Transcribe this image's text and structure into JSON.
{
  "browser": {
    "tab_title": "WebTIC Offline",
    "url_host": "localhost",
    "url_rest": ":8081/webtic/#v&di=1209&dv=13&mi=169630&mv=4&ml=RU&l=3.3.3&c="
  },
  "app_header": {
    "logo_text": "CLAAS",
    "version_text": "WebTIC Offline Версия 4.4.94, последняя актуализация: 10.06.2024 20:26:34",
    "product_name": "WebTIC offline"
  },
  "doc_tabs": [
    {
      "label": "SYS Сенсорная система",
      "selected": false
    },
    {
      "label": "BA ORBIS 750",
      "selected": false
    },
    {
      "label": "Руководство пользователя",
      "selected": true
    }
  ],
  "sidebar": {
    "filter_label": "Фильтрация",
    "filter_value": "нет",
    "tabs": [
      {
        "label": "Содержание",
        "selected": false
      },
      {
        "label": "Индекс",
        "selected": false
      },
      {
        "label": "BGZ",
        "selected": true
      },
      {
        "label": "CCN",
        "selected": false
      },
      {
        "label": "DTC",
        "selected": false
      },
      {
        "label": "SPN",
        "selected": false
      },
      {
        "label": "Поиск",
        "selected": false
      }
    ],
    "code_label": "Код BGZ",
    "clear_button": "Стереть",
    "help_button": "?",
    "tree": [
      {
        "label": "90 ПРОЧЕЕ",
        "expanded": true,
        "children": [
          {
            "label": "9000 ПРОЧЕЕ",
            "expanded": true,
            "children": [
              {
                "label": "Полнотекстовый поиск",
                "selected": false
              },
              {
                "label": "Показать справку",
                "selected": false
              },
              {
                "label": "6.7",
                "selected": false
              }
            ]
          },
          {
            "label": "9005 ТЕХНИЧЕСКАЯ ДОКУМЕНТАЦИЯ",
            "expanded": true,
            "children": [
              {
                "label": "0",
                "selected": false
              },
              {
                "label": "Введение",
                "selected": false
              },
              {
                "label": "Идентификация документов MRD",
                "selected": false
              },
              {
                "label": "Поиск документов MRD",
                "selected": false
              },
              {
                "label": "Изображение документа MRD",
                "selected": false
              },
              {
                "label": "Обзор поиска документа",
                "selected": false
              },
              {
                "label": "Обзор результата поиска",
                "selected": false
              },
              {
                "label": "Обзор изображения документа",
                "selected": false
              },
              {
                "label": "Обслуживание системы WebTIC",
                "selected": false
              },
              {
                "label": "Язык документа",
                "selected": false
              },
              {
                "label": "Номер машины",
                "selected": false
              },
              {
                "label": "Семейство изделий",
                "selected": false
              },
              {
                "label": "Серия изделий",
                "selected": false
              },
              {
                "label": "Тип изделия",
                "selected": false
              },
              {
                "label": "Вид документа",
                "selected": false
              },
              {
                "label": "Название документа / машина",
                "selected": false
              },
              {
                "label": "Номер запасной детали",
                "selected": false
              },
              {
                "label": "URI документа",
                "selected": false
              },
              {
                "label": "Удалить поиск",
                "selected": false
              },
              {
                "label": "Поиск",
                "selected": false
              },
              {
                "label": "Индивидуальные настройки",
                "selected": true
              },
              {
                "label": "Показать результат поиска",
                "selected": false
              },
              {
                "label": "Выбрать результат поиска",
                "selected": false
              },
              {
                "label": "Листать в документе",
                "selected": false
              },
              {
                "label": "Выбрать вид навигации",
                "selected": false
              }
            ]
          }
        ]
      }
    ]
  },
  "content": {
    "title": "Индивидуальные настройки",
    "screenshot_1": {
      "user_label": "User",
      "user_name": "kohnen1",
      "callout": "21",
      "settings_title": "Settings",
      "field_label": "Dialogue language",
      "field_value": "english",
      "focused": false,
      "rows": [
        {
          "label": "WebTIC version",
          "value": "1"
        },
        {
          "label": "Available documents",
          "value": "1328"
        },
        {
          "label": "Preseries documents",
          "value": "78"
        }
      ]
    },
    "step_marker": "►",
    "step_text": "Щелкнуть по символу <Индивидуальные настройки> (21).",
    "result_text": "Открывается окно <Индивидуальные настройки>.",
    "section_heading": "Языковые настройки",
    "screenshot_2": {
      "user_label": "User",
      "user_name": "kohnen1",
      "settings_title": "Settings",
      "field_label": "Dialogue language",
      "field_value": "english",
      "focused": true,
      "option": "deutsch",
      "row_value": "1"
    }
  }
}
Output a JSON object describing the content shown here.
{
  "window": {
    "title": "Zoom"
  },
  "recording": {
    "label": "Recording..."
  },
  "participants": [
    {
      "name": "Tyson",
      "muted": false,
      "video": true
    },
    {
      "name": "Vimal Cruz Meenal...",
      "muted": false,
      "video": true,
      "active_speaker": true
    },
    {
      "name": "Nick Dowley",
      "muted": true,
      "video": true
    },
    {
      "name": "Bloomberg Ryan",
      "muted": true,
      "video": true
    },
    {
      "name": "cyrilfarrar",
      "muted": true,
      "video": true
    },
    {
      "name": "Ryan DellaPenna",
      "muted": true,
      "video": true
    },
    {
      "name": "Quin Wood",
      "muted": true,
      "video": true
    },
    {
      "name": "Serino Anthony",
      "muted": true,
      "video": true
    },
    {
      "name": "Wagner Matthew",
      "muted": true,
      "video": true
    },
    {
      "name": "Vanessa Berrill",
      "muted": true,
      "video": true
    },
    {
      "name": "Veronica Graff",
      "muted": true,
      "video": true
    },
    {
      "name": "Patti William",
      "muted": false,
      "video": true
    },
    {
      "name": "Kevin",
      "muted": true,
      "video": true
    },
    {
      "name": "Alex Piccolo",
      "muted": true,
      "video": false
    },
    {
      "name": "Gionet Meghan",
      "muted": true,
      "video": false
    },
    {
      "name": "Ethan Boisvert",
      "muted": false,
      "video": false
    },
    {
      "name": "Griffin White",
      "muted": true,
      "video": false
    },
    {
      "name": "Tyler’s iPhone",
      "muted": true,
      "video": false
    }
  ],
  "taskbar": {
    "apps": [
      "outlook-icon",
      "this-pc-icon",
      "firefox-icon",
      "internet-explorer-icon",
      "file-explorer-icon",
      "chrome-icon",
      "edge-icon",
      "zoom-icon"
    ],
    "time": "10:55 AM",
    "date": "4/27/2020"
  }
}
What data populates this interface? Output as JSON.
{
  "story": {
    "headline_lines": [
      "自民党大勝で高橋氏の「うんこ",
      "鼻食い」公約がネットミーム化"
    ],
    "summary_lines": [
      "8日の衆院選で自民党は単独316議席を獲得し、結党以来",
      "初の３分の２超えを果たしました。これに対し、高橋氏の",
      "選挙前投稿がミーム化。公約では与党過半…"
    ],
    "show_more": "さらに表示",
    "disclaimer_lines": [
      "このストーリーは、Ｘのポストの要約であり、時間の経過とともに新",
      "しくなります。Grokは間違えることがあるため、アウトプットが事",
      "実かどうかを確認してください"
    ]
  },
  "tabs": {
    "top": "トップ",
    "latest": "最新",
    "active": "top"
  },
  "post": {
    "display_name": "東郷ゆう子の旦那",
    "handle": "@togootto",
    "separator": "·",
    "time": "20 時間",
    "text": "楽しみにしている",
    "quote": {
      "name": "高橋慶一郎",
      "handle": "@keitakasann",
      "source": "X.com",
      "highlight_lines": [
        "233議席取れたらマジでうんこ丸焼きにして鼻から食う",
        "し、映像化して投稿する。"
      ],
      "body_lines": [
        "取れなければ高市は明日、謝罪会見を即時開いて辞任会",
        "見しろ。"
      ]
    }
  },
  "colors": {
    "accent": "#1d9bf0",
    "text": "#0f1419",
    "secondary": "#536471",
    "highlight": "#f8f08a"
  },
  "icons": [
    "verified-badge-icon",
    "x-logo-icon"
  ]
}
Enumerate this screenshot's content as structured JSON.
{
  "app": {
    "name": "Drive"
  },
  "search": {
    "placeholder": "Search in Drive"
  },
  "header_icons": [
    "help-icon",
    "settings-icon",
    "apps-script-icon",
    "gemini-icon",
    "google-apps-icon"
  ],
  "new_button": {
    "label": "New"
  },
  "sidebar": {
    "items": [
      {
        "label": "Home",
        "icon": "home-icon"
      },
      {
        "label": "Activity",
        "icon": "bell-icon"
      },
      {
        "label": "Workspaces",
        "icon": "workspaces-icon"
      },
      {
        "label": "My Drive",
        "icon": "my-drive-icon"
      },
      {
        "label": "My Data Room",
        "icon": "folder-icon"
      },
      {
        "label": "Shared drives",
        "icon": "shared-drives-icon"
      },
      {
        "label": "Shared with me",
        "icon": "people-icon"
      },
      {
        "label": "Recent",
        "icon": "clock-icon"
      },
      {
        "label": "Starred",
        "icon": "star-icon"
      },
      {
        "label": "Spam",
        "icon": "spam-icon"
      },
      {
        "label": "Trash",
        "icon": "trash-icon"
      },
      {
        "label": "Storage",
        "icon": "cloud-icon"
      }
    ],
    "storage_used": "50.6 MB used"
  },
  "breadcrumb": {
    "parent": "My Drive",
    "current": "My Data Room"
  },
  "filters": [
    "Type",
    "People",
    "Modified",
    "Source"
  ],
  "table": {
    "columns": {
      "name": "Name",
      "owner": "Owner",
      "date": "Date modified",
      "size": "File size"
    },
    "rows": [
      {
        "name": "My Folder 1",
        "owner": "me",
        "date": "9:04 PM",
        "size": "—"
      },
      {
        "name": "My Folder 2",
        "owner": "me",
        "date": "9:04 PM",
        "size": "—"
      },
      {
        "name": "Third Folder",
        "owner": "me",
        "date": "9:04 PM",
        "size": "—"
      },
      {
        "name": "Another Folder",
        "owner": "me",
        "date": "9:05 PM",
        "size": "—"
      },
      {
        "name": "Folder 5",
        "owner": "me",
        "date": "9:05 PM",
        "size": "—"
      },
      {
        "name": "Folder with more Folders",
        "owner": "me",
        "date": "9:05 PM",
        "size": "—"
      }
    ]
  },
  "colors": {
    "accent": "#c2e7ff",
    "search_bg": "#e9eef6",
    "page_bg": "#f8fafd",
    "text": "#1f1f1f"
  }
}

※ ※ ※

§ REQUIRED TASK
Search the data for "apps" and list every line in which it occurs.

§ OUTPUT FOR THIS TASK
    "apps": [
    "apps-script-icon",
    "google-apps-icon"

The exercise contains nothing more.